Data records:

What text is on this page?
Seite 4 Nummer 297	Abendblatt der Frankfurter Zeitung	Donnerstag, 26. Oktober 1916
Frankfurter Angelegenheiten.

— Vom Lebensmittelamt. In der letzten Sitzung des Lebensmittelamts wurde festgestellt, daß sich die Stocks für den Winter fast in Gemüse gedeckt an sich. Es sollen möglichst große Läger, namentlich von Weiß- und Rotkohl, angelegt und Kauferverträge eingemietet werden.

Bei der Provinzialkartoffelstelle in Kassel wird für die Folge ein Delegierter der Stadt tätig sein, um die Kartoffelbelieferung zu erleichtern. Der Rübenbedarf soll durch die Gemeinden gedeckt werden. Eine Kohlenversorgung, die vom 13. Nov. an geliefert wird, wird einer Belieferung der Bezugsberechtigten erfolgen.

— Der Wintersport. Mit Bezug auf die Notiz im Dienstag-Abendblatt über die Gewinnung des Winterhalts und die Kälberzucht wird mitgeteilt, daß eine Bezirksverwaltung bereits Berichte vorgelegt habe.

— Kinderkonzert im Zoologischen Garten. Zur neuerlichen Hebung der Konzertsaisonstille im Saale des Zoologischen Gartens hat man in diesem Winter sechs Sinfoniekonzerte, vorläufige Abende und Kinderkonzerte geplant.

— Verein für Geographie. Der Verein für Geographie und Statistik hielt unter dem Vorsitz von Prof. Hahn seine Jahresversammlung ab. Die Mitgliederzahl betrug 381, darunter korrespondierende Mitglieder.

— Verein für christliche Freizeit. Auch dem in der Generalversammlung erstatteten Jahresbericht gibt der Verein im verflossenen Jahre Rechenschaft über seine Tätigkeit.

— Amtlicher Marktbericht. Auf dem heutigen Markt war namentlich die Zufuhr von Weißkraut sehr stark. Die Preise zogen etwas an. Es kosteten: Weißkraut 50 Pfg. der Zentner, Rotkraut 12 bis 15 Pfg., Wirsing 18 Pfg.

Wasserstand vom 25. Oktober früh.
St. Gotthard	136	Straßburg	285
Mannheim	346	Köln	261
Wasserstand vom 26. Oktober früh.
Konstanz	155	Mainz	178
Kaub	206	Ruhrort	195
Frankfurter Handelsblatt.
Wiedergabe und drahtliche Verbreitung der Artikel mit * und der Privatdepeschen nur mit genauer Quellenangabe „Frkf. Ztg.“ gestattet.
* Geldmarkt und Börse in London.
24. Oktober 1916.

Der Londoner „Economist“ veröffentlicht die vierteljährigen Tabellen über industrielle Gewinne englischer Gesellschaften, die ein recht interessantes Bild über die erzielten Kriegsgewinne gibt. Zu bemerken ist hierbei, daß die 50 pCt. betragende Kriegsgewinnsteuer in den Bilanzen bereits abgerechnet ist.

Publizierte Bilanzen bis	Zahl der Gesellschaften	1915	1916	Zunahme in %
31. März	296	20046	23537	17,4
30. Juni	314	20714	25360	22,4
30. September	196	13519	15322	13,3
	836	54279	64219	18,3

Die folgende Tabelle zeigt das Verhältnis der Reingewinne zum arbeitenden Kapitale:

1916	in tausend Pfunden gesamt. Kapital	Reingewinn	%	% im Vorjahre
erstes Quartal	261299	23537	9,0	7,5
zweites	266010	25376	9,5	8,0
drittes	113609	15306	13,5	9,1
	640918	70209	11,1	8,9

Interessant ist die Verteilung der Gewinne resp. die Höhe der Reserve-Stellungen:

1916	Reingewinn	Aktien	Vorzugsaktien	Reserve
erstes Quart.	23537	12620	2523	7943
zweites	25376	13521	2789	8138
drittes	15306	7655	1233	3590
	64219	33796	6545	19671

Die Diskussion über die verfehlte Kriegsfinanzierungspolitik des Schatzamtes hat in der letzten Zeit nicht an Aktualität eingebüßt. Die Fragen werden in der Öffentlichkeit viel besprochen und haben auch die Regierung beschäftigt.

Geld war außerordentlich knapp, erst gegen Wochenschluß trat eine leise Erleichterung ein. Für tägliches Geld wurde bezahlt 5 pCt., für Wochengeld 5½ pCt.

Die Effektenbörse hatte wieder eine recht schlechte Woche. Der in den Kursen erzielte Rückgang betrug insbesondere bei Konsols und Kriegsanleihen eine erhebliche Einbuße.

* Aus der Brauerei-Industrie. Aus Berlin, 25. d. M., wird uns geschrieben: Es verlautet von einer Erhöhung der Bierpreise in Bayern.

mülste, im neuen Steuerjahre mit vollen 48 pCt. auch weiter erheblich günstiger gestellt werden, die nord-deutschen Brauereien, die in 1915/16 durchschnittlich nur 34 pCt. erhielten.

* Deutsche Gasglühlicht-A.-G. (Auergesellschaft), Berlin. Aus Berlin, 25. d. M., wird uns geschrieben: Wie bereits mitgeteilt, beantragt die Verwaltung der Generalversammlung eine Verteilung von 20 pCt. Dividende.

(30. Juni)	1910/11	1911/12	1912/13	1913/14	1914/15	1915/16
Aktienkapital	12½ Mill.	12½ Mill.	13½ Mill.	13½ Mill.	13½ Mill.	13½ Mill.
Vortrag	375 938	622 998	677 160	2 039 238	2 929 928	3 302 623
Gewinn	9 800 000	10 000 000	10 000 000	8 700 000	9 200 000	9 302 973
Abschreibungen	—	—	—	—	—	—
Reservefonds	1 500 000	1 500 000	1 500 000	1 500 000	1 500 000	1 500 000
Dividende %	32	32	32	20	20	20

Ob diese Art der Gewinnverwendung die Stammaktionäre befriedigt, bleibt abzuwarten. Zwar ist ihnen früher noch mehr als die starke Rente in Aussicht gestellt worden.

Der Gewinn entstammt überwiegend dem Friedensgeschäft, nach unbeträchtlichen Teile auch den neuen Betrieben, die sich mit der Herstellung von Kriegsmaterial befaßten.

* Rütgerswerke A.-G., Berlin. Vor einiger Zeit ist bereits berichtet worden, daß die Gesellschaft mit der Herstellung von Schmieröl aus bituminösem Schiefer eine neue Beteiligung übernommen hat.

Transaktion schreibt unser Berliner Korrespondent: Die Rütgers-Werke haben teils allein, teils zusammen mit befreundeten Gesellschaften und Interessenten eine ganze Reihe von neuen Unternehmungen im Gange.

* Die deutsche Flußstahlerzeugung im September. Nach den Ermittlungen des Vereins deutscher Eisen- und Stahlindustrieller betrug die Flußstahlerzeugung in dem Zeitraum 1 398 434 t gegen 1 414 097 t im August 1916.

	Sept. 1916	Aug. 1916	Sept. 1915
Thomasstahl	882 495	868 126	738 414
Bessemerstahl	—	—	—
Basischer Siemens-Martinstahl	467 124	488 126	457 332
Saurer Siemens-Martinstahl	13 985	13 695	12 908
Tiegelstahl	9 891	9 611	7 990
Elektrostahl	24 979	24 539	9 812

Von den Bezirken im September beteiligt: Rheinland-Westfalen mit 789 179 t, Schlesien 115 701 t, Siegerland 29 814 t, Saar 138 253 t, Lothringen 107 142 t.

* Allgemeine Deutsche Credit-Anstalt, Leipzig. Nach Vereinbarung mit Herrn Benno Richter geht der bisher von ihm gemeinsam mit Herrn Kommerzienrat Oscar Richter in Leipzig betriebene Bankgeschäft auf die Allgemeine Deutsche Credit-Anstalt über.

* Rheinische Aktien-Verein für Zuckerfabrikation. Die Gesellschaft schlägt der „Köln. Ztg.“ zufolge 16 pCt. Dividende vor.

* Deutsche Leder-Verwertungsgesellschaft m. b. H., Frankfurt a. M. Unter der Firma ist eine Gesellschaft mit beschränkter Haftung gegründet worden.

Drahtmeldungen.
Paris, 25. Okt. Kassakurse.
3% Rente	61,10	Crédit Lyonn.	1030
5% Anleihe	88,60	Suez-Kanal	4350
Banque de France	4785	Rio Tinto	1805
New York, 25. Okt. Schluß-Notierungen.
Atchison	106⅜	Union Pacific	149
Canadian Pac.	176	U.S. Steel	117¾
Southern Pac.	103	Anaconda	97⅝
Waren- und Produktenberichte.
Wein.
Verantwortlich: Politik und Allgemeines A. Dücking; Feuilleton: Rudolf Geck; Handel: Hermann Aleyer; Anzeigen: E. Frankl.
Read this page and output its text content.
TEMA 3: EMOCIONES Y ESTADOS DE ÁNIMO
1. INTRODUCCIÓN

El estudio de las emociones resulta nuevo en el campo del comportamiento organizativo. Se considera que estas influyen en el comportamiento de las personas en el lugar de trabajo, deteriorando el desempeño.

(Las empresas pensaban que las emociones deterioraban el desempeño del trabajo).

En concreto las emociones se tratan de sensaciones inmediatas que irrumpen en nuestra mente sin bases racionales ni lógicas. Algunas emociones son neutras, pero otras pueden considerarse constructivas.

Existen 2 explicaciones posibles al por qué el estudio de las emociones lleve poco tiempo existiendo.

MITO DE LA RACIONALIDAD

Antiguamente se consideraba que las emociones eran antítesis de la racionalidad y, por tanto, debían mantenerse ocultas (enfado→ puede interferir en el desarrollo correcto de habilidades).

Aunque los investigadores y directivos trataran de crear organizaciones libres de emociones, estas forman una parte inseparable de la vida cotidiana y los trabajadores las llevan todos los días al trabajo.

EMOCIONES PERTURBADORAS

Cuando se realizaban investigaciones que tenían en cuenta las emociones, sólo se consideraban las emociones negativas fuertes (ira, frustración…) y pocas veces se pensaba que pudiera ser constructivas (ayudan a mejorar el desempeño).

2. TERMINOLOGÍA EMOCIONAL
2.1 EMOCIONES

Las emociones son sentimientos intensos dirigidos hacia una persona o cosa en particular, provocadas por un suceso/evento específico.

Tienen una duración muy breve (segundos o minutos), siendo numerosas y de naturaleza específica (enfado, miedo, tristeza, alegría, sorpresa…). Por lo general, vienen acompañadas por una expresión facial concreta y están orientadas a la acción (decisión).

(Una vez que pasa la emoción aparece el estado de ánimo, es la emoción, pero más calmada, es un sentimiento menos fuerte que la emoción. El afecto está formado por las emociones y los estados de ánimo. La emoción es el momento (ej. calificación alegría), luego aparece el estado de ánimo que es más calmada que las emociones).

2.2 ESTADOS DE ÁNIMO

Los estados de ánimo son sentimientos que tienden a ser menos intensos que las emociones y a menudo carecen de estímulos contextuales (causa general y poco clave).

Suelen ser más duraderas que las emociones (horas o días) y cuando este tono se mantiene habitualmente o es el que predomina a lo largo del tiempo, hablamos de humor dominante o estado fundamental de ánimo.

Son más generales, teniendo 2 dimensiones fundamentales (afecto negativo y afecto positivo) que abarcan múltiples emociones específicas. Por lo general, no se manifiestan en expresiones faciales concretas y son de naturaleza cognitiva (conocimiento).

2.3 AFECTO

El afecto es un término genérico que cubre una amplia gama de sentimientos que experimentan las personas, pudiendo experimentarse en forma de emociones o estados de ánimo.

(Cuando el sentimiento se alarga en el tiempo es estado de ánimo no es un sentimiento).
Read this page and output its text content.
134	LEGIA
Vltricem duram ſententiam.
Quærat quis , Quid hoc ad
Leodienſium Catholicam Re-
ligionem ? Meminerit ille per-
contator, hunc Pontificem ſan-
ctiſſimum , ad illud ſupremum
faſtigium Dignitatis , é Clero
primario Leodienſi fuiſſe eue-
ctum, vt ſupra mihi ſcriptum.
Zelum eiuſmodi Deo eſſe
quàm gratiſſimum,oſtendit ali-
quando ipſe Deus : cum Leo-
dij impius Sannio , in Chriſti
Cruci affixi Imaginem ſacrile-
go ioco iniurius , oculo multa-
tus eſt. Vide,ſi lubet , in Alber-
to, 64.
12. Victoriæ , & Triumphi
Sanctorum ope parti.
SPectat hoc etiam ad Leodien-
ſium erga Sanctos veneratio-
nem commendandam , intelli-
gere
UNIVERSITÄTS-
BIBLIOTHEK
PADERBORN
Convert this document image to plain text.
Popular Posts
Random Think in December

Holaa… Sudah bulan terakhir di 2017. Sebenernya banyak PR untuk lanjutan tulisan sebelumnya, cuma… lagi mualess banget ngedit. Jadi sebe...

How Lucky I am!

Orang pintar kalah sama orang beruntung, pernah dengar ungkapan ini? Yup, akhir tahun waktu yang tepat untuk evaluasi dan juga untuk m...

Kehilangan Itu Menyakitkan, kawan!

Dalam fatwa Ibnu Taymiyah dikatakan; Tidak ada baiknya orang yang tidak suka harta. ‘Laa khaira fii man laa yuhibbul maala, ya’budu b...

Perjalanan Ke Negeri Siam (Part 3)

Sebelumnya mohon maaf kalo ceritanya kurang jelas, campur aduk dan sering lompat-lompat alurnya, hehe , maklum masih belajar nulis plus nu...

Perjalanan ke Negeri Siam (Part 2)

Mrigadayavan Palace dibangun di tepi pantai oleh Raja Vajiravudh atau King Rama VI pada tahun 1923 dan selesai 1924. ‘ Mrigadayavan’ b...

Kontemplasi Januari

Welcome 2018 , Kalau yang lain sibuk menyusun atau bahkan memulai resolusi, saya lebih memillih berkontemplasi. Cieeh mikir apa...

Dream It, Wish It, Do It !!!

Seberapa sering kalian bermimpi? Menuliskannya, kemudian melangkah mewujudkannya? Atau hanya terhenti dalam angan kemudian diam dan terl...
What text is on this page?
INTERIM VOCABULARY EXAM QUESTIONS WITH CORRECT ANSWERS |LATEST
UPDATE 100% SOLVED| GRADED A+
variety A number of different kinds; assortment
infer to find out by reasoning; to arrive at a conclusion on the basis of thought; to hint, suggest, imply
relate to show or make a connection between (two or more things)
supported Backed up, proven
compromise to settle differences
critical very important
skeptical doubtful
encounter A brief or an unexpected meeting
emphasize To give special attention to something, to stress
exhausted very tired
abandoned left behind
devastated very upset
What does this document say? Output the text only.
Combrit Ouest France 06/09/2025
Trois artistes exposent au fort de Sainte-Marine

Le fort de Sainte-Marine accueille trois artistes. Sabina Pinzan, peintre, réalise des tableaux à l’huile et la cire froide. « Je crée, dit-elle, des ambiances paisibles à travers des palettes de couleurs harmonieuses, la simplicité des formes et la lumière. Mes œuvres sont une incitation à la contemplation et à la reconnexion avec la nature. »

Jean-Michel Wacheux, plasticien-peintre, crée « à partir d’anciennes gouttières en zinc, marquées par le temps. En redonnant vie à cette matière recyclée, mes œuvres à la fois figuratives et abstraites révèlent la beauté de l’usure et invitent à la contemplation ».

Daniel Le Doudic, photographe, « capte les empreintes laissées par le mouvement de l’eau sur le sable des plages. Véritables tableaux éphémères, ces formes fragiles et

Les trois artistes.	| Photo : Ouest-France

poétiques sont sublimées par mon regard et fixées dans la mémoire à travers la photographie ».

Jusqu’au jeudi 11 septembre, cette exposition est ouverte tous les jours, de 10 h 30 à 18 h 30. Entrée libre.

### Instructions to follow
Going over the lines above, work out how many include "Siam", then give only that number.

### Solution to this problem
2